-- Aim --
Can the data below be set down again exactly, line for line?

(Dataset entries)
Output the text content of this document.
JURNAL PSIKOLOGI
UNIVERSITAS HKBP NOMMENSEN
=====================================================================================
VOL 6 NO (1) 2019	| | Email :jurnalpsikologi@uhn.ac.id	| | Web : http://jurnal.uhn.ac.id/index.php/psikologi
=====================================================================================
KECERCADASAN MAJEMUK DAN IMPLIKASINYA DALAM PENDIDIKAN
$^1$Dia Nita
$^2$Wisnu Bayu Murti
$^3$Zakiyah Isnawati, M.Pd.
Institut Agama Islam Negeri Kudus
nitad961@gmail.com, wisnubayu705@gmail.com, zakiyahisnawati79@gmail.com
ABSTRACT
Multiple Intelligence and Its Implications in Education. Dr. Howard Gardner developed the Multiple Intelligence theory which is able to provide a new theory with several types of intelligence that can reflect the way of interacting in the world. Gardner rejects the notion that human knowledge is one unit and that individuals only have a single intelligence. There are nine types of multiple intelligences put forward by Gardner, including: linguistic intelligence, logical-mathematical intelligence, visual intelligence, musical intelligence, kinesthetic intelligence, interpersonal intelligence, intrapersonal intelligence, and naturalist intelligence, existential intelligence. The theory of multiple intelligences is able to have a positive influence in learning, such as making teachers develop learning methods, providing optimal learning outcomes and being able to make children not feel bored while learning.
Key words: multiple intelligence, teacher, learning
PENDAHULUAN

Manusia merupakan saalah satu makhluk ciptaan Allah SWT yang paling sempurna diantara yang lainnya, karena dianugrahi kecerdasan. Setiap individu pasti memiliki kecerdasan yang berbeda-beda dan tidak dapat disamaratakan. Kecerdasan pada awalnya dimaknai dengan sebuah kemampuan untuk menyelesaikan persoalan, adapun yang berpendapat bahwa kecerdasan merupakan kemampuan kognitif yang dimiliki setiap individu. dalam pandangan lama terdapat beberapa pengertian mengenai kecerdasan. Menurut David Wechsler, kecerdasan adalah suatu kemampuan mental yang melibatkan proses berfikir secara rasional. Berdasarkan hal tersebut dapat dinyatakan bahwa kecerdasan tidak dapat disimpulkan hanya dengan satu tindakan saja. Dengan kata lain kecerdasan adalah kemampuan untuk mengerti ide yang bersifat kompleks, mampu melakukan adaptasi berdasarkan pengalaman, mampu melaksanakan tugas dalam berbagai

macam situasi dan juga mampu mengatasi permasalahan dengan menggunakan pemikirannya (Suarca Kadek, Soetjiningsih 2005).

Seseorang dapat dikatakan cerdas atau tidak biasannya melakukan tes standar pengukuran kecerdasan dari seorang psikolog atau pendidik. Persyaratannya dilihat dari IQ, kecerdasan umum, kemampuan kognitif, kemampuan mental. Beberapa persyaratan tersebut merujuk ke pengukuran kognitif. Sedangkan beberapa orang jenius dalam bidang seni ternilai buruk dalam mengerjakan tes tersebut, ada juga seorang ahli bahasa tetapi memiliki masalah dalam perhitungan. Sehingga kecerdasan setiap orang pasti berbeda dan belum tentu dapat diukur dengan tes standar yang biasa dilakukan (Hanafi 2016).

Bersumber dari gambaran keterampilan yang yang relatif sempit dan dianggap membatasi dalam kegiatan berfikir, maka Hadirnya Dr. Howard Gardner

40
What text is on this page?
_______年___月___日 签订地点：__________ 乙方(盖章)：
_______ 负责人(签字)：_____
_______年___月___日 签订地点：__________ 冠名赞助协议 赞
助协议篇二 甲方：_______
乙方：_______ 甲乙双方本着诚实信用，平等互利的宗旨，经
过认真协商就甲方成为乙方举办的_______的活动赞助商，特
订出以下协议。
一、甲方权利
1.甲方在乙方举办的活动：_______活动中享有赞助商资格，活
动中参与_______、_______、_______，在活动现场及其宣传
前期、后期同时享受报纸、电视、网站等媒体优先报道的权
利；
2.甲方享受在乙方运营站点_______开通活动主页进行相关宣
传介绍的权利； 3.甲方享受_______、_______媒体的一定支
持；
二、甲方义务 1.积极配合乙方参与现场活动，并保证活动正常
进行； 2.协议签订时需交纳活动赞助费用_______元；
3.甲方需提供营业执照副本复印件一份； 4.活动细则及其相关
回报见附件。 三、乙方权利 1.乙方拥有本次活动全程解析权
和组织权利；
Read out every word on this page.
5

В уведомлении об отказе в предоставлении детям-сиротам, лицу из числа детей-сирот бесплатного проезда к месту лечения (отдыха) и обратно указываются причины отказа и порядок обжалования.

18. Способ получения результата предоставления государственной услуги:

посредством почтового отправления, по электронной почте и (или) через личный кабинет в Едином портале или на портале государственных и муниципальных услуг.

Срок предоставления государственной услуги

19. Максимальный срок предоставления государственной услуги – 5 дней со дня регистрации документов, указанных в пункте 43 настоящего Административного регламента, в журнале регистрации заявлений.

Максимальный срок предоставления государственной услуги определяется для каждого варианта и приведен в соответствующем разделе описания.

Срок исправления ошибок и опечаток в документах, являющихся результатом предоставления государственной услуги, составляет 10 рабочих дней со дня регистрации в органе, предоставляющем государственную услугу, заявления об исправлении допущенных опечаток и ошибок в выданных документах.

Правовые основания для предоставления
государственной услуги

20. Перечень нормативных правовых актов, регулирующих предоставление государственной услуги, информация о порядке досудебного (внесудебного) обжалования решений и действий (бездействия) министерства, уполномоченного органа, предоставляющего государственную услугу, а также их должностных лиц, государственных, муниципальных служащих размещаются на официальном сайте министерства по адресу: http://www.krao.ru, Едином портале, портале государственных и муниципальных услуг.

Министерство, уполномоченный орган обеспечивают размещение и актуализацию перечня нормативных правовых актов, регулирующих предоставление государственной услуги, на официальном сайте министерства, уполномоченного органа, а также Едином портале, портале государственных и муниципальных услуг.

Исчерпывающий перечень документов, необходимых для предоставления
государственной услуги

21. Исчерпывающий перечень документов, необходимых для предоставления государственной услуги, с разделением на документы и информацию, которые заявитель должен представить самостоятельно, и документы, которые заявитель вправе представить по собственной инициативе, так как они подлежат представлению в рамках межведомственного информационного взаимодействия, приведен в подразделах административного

-- Final answer --
Output the text content of this document.
JURNAL PSIKOLOGI
UNIVERSITAS HKBP NOMMENSEN
=====================================================================================
VOL 6 NO (1) 2019	| | Email :jurnalpsikologi@uhn.ac.id	| | Web : http://jurnal.uhn.ac.id/index.php/psikologi
=====================================================================================
KECERCADASAN MAJEMUK DAN IMPLIKASINYA DALAM PENDIDIKAN
$^1$Dia Nita
$^2$Wisnu Bayu Murti
$^3$Zakiyah Isnawati, M.Pd.
Institut Agama Islam Negeri Kudus
nitad961@gmail.com, wisnubayu705@gmail.com, zakiyahisnawati79@gmail.com
ABSTRACT
Multiple Intelligence and Its Implications in Education. Dr. Howard Gardner developed the Multiple Intelligence theory which is able to provide a new theory with several types of intelligence that can reflect the way of interacting in the world. Gardner rejects the notion that human knowledge is one unit and that individuals only have a single intelligence. There are nine types of multiple intelligences put forward by Gardner, including: linguistic intelligence, logical-mathematical intelligence, visual intelligence, musical intelligence, kinesthetic intelligence, interpersonal intelligence, intrapersonal intelligence, and naturalist intelligence, existential intelligence. The theory of multiple intelligences is able to have a positive influence in learning, such as making teachers develop learning methods, providing optimal learning outcomes and being able to make children not feel bored while learning.
Key words: multiple intelligence, teacher, learning
PENDAHULUAN

Manusia merupakan saalah satu makhluk ciptaan Allah SWT yang paling sempurna diantara yang lainnya, karena dianugrahi kecerdasan. Setiap individu pasti memiliki kecerdasan yang berbeda-beda dan tidak dapat disamaratakan. Kecerdasan pada awalnya dimaknai dengan sebuah kemampuan untuk menyelesaikan persoalan, adapun yang berpendapat bahwa kecerdasan merupakan kemampuan kognitif yang dimiliki setiap individu. dalam pandangan lama terdapat beberapa pengertian mengenai kecerdasan. Menurut David Wechsler, kecerdasan adalah suatu kemampuan mental yang melibatkan proses berfikir secara rasional. Berdasarkan hal tersebut dapat dinyatakan bahwa kecerdasan tidak dapat disimpulkan hanya dengan satu tindakan saja. Dengan kata lain kecerdasan adalah kemampuan untuk mengerti ide yang bersifat kompleks, mampu melakukan adaptasi berdasarkan pengalaman, mampu melaksanakan tugas dalam berbagai

macam situasi dan juga mampu mengatasi permasalahan dengan menggunakan pemikirannya (Suarca Kadek, Soetjiningsih 2005).

Seseorang dapat dikatakan cerdas atau tidak biasannya melakukan tes standar pengukuran kecerdasan dari seorang psikolog atau pendidik. Persyaratannya dilihat dari IQ, kecerdasan umum, kemampuan kognitif, kemampuan mental. Beberapa persyaratan tersebut merujuk ke pengukuran kognitif. Sedangkan beberapa orang jenius dalam bidang seni ternilai buruk dalam mengerjakan tes tersebut, ada juga seorang ahli bahasa tetapi memiliki masalah dalam perhitungan. Sehingga kecerdasan setiap orang pasti berbeda dan belum tentu dapat diukur dengan tes standar yang biasa dilakukan (Hanafi 2016).

Bersumber dari gambaran keterampilan yang yang relatif sempit dan dianggap membatasi dalam kegiatan berfikir, maka Hadirnya Dr. Howard Gardner

40
What text is on this page?
_______年___月___日 签订地点：__________ 乙方(盖章)：
_______ 负责人(签字)：_____
_______年___月___日 签订地点：__________ 冠名赞助协议 赞
助协议篇二 甲方：_______
乙方：_______ 甲乙双方本着诚实信用，平等互利的宗旨，经
过认真协商就甲方成为乙方举办的_______的活动赞助商，特
订出以下协议。
一、甲方权利
1.甲方在乙方举办的活动：_______活动中享有赞助商资格，活
动中参与_______、_______、_______，在活动现场及其宣传
前期、后期同时享受报纸、电视、网站等媒体优先报道的权
利；
2.甲方享受在乙方运营站点_______开通活动主页进行相关宣
传介绍的权利； 3.甲方享受_______、_______媒体的一定支
持；
二、甲方义务 1.积极配合乙方参与现场活动，并保证活动正常
进行； 2.协议签订时需交纳活动赞助费用_______元；
3.甲方需提供营业执照副本复印件一份； 4.活动细则及其相关
回报见附件。 三、乙方权利 1.乙方拥有本次活动全程解析权
和组织权利；
Read out every word on this page.
5

В уведомлении об отказе в предоставлении детям-сиротам, лицу из числа детей-сирот бесплатного проезда к месту лечения (отдыха) и обратно указываются причины отказа и порядок обжалования.

18. Способ получения результата предоставления государственной услуги:

посредством почтового отправления, по электронной почте и (или) через личный кабинет в Едином портале или на портале государственных и муниципальных услуг.

Срок предоставления государственной услуги

19. Максимальный срок предоставления государственной услуги – 5 дней со дня регистрации документов, указанных в пункте 43 настоящего Административного регламента, в журнале регистрации заявлений.

Максимальный срок предоставления государственной услуги определяется для каждого варианта и приведен в соответствующем разделе описания.

Срок исправления ошибок и опечаток в документах, являющихся результатом предоставления государственной услуги, составляет 10 рабочих дней со дня регистрации в органе, предоставляющем государственную услугу, заявления об исправлении допущенных опечаток и ошибок в выданных документах.

Правовые основания для предоставления
государственной услуги

20. Перечень нормативных правовых актов, регулирующих предоставление государственной услуги, информация о порядке досудебного (внесудебного) обжалования решений и действий (бездействия) министерства, уполномоченного органа, предоставляющего государственную услугу, а также их должностных лиц, государственных, муниципальных служащих размещаются на официальном сайте министерства по адресу: http://www.krao.ru, Едином портале, портале государственных и муниципальных услуг.

Министерство, уполномоченный орган обеспечивают размещение и актуализацию перечня нормативных правовых актов, регулирующих предоставление государственной услуги, на официальном сайте министерства, уполномоченного органа, а также Едином портале, портале государственных и муниципальных услуг.

Исчерпывающий перечень документов, необходимых для предоставления
государственной услуги

21. Исчерпывающий перечень документов, необходимых для предоставления государственной услуги, с разделением на документы и информацию, которые заявитель должен представить самостоятельно, и документы, которые заявитель вправе представить по собственной инициативе, так как они подлежат представлению в рамках межведомственного информационного взаимодействия, приведен в подразделах административного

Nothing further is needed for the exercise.